*PROMPT*
Retype the records below exactly as they appear.

*INFORMATION SHOWN*
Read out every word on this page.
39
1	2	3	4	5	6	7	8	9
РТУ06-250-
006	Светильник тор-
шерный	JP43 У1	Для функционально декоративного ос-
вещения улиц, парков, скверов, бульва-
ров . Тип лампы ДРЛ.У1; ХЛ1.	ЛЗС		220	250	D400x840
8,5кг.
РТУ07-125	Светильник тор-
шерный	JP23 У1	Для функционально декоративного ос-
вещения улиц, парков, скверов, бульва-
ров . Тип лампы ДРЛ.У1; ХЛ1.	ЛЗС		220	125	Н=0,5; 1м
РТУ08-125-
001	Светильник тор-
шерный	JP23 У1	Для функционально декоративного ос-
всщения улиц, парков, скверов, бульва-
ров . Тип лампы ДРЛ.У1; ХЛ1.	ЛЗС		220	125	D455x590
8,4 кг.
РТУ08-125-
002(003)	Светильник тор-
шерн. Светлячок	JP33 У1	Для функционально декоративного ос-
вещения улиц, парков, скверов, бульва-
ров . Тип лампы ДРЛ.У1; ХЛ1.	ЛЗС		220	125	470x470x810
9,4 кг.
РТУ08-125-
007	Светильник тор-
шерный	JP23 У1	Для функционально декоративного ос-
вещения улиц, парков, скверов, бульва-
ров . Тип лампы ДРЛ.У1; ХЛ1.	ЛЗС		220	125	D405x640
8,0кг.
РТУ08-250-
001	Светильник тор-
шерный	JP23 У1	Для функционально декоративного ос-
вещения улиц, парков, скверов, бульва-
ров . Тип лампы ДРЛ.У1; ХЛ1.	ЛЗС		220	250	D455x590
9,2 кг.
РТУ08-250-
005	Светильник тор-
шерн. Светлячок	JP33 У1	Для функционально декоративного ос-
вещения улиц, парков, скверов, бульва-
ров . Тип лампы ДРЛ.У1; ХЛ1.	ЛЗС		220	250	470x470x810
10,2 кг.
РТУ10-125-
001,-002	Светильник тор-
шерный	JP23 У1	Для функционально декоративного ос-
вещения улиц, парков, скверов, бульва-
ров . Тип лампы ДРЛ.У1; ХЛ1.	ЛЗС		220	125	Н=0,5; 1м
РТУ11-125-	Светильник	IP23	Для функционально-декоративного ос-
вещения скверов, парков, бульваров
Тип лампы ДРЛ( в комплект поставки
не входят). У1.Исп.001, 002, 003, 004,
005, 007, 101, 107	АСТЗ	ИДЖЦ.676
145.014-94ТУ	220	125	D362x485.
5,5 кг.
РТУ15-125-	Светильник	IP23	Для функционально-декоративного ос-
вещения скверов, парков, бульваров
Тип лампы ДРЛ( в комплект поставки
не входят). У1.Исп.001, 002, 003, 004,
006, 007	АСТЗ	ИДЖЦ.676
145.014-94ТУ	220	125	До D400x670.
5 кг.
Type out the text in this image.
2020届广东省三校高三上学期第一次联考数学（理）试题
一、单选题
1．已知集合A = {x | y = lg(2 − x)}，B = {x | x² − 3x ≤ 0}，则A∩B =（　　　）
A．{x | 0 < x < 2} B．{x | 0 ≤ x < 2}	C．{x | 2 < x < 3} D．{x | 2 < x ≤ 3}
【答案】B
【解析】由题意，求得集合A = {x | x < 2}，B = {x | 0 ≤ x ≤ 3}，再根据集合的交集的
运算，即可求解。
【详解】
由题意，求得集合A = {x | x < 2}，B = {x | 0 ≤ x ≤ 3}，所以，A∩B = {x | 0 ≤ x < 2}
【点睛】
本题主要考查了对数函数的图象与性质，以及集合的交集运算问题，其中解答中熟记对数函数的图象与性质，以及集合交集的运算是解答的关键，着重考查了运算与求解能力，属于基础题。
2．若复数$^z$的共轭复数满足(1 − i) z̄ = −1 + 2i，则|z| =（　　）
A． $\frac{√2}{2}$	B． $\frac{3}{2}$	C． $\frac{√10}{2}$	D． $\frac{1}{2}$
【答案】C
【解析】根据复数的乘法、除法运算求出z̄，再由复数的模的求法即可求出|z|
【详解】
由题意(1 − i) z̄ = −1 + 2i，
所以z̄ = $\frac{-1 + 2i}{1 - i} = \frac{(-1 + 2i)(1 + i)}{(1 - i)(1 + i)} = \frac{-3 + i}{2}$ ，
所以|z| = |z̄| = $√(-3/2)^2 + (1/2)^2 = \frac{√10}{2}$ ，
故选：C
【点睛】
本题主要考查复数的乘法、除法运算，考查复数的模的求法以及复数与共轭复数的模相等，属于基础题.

*EXERCISE RESPONSE*
Read out every word on this page.
39
1	2	3	4	5	6	7	8	9
РТУ06-250-
006	Светильник тор-
шерный	JP43 У1	Для функционально декоративного ос-
вещения улиц, парков, скверов, бульва-
ров . Тип лампы ДРЛ.У1; ХЛ1.	ЛЗС		220	250	D400x840
8,5кг.
РТУ07-125	Светильник тор-
шерный	JP23 У1	Для функционально декоративного ос-
вещения улиц, парков, скверов, бульва-
ров . Тип лампы ДРЛ.У1; ХЛ1.	ЛЗС		220	125	Н=0,5; 1м
РТУ08-125-
001	Светильник тор-
шерный	JP23 У1	Для функционально декоративного ос-
всщения улиц, парков, скверов, бульва-
ров . Тип лампы ДРЛ.У1; ХЛ1.	ЛЗС		220	125	D455x590
8,4 кг.
РТУ08-125-
002(003)	Светильник тор-
шерн. Светлячок	JP33 У1	Для функционально декоративного ос-
вещения улиц, парков, скверов, бульва-
ров . Тип лампы ДРЛ.У1; ХЛ1.	ЛЗС		220	125	470x470x810
9,4 кг.
РТУ08-125-
007	Светильник тор-
шерный	JP23 У1	Для функционально декоративного ос-
вещения улиц, парков, скверов, бульва-
ров . Тип лампы ДРЛ.У1; ХЛ1.	ЛЗС		220	125	D405x640
8,0кг.
РТУ08-250-
001	Светильник тор-
шерный	JP23 У1	Для функционально декоративного ос-
вещения улиц, парков, скверов, бульва-
ров . Тип лампы ДРЛ.У1; ХЛ1.	ЛЗС		220	250	D455x590
9,2 кг.
РТУ08-250-
005	Светильник тор-
шерн. Светлячок	JP33 У1	Для функционально декоративного ос-
вещения улиц, парков, скверов, бульва-
ров . Тип лампы ДРЛ.У1; ХЛ1.	ЛЗС		220	250	470x470x810
10,2 кг.
РТУ10-125-
001,-002	Светильник тор-
шерный	JP23 У1	Для функционально декоративного ос-
вещения улиц, парков, скверов, бульва-
ров . Тип лампы ДРЛ.У1; ХЛ1.	ЛЗС		220	125	Н=0,5; 1м
РТУ11-125-	Светильник	IP23	Для функционально-декоративного ос-
вещения скверов, парков, бульваров
Тип лампы ДРЛ( в комплект поставки
не входят). У1.Исп.001, 002, 003, 004,
005, 007, 101, 107	АСТЗ	ИДЖЦ.676
145.014-94ТУ	220	125	D362x485.
5,5 кг.
РТУ15-125-	Светильник	IP23	Для функционально-декоративного ос-
вещения скверов, парков, бульваров
Тип лампы ДРЛ( в комплект поставки
не входят). У1.Исп.001, 002, 003, 004,
006, 007	АСТЗ	ИДЖЦ.676
145.014-94ТУ	220	125	До D400x670.
5 кг.
Type out the text in this image.
2020届广东省三校高三上学期第一次联考数学（理）试题
一、单选题
1．已知集合A = {x | y = lg(2 − x)}，B = {x | x² − 3x ≤ 0}，则A∩B =（　　　）
A．{x | 0 < x < 2} B．{x | 0 ≤ x < 2}	C．{x | 2 < x < 3} D．{x | 2 < x ≤ 3}
【答案】B
【解析】由题意，求得集合A = {x | x < 2}，B = {x | 0 ≤ x ≤ 3}，再根据集合的交集的
运算，即可求解。
【详解】
由题意，求得集合A = {x | x < 2}，B = {x | 0 ≤ x ≤ 3}，所以，A∩B = {x | 0 ≤ x < 2}
【点睛】
本题主要考查了对数函数的图象与性质，以及集合的交集运算问题，其中解答中熟记对数函数的图象与性质，以及集合交集的运算是解答的关键，着重考查了运算与求解能力，属于基础题。
2．若复数$^z$的共轭复数满足(1 − i) z̄ = −1 + 2i，则|z| =（　　）
A． $\frac{√2}{2}$	B． $\frac{3}{2}$	C． $\frac{√10}{2}$	D． $\frac{1}{2}$
【答案】C
【解析】根据复数的乘法、除法运算求出z̄，再由复数的模的求法即可求出|z|
【详解】
由题意(1 − i) z̄ = −1 + 2i，
所以z̄ = $\frac{-1 + 2i}{1 - i} = \frac{(-1 + 2i)(1 + i)}{(1 - i)(1 + i)} = \frac{-3 + i}{2}$ ，
所以|z| = |z̄| = $√(-3/2)^2 + (1/2)^2 = \frac{√10}{2}$ ，
故选：C
【点睛】
本题主要考查复数的乘法、除法运算，考查复数的模的求法以及复数与共轭复数的模相等，属于基础题.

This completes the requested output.